▶ Source extract
## begin

Ivanhoe Quotes

  • Wamba: A cow jumped the moon, but a fool he jumps higher, from Wamba the serf, to Wamba the squire.

  • Wamba: A gentleman at last, and my first task is to steal a horse!

  • Rebecca: My heart is breaking, Father.

    Isaac of York: My heart broke long ago. But it serves me still.

  • Sir Brian de Bois-Guilbert: Rebecca, you must blame the fates that it was I who loved you, and not Ivanhoe - for you were always mine, and only mine - God keep you.

    [dies]

    Rebecca: My lady, in death he spoke the truth.

    Lady Rowena: Do you still love Ivanhoe?

    Rebecca: No, my lady. I stole a little happiness, perhaps - but not from you - or him - only from my dreams.

  • Rebecca: I love you - and I must not feel it - yet Ivanhoe I love you, with all the longing in this lonely world.

  • [last lines]

    King Richard the Lionhearted: Before me kneels a nation divided - rise as one man, and that one, for England!

  • Sir Cedric: Delayed? How so?

    Wamba: Well, when I heard Normans were approaching I ran to lock up my wife. But, she'd also heard they were approaching, and locked me up instead.

  • Ivanhoe: Hold my Lords!

    Ivanhoe: I Wilfred of Ivanhoe, do challenge the judgment of this tribunal. In the name of the accused, I demand that her guilt or innocence be determined in the eyes of God by wager of battle.

  • Minor Role: Milord, there is a stranger at your gate who begs shelter. He is a Jew who calls himself Isaac of York.

    Sir Brian de Bois-Guilbert: I share no roof with an infidel.

    Wamba: Why not, sir knight? For every Jew you show me who's not a Christian, l'll show you a Christian who's not a Christian.

  • Isaac of York: I heard the jester call you "lvanhoe." But lvanhoe is Cedric's son, and Cedric called him dead. Who are you, then?

    Ivanhoe: I am King Richard's envoy. Does that make us friends or foes?

    Isaac of York: It does not make you my foe, sire, but then, I am allowed no king.

    Ivanhoe: Why not?

    Isaac of York: Because I am allowed no country. I am deeply in your debt, sire. Tell me how I can repay you.

    Ivanhoe: I seek 150,000 marks of silver - the price of Richard's ransom from Leopold of Austria.

    Isaac of York: Glance around you, sire. What you see is all we've saved from every home we tried to make. A toy or two from every land that cast us out. I am not a rich man, Sir lvanhoe.

## end

▶ Request a
Using the Ivanhoe quotes, decide whether each statement agrees with the text, and answer yes or no with the deciding words quoted exactly: (i) Wamba says that his first task as a gentleman is to steal a horse. (ii) Ivanhoe seeks 100,000 marks of silver for Richard's ransom. (iii) Rebecca tells Lady Rowena that she still loves Ivanhoe.

▶ Input data
## begin

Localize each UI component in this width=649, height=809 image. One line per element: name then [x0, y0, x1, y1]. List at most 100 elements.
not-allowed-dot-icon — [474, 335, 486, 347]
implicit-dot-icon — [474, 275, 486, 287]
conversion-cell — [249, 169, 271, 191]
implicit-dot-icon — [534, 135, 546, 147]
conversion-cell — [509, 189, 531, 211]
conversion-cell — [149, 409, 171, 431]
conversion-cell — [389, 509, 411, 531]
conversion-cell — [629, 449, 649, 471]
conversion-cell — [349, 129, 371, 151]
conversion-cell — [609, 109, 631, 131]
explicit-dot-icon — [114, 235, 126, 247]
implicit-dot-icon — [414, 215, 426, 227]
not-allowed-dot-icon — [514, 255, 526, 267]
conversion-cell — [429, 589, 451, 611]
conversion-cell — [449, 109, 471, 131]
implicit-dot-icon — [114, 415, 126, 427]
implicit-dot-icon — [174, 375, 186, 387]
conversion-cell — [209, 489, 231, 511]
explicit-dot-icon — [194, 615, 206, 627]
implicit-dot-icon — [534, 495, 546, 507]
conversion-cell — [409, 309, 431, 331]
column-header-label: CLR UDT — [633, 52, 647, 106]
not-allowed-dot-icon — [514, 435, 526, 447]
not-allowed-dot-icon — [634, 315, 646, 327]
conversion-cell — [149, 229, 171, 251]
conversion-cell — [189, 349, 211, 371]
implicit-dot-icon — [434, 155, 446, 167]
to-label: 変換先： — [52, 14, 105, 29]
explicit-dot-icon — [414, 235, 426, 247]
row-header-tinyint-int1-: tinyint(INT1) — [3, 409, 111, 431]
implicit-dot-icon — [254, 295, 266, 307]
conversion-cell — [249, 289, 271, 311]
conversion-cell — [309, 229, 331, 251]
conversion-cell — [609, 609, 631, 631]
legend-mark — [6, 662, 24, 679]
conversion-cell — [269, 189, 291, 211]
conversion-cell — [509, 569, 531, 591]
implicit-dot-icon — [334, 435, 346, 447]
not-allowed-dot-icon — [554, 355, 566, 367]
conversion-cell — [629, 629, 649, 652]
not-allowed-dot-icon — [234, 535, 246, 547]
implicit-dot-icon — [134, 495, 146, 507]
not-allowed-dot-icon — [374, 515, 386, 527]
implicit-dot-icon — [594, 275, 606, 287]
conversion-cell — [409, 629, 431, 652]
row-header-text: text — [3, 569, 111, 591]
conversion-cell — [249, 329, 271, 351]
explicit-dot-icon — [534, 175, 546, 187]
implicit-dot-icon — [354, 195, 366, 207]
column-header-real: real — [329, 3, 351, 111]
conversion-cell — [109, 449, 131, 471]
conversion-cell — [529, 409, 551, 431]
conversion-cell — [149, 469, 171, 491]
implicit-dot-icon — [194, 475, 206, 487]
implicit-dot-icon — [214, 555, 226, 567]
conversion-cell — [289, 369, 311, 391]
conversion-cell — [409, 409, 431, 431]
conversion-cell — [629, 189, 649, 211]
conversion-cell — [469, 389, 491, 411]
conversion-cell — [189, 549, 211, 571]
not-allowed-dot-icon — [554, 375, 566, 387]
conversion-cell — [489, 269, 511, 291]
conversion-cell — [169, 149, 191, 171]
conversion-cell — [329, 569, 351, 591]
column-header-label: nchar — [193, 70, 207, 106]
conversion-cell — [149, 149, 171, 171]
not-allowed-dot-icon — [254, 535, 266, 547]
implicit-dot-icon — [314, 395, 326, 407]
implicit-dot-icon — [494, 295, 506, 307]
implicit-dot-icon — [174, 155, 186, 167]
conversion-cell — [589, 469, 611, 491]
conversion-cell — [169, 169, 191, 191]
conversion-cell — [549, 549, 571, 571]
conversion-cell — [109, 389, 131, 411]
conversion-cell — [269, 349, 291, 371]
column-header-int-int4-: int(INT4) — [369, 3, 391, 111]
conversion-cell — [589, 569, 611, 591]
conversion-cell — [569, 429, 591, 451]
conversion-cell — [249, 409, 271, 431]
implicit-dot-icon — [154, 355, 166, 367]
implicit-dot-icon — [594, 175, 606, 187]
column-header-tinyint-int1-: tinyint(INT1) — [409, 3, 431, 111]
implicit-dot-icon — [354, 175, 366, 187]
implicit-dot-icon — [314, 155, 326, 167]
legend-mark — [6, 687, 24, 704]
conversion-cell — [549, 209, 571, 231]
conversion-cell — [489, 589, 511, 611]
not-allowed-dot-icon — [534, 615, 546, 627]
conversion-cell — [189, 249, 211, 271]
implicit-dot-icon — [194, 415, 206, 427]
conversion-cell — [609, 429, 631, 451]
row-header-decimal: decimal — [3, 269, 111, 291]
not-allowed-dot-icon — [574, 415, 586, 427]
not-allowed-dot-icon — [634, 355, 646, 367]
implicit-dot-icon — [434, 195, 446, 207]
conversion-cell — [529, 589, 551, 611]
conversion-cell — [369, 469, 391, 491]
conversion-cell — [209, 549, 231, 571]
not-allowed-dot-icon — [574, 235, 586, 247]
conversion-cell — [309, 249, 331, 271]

## end

▶ Request b
Quote the rows word for word, everything from their first line down to the line containing "conversion-cell — [189, 349, 211, 371]", with both ends included.

▶ Full solution a
(i) Yes: "A gentleman at last, and my first task is to steal a horse!"
(ii) No: "I seek 150,000 marks of silver - the price of Richard's ransom from Leopold of Austria."
(iii) No: "No, my lady."

▶ Full solution b
Localize each UI component in this width=649, height=809 image. One line per element: name then [x0, y0, x1, y1]. List at most 100 elements.
not-allowed-dot-icon — [474, 335, 486, 347]
implicit-dot-icon — [474, 275, 486, 287]
conversion-cell — [249, 169, 271, 191]
implicit-dot-icon — [534, 135, 546, 147]
conversion-cell — [509, 189, 531, 211]
conversion-cell — [149, 409, 171, 431]
conversion-cell — [389, 509, 411, 531]
conversion-cell — [629, 449, 649, 471]
conversion-cell — [349, 129, 371, 151]
conversion-cell — [609, 109, 631, 131]
explicit-dot-icon — [114, 235, 126, 247]
implicit-dot-icon — [414, 215, 426, 227]
not-allowed-dot-icon — [514, 255, 526, 267]
conversion-cell — [429, 589, 451, 611]
conversion-cell — [449, 109, 471, 131]
implicit-dot-icon — [114, 415, 126, 427]
implicit-dot-icon — [174, 375, 186, 387]
conversion-cell — [209, 489, 231, 511]
explicit-dot-icon — [194, 615, 206, 627]
implicit-dot-icon — [534, 495, 546, 507]
conversion-cell — [409, 309, 431, 331]
column-header-label: CLR UDT — [633, 52, 647, 106]
not-allowed-dot-icon — [514, 435, 526, 447]
not-allowed-dot-icon — [634, 315, 646, 327]
conversion-cell — [149, 229, 171, 251]
conversion-cell — [189, 349, 211, 371]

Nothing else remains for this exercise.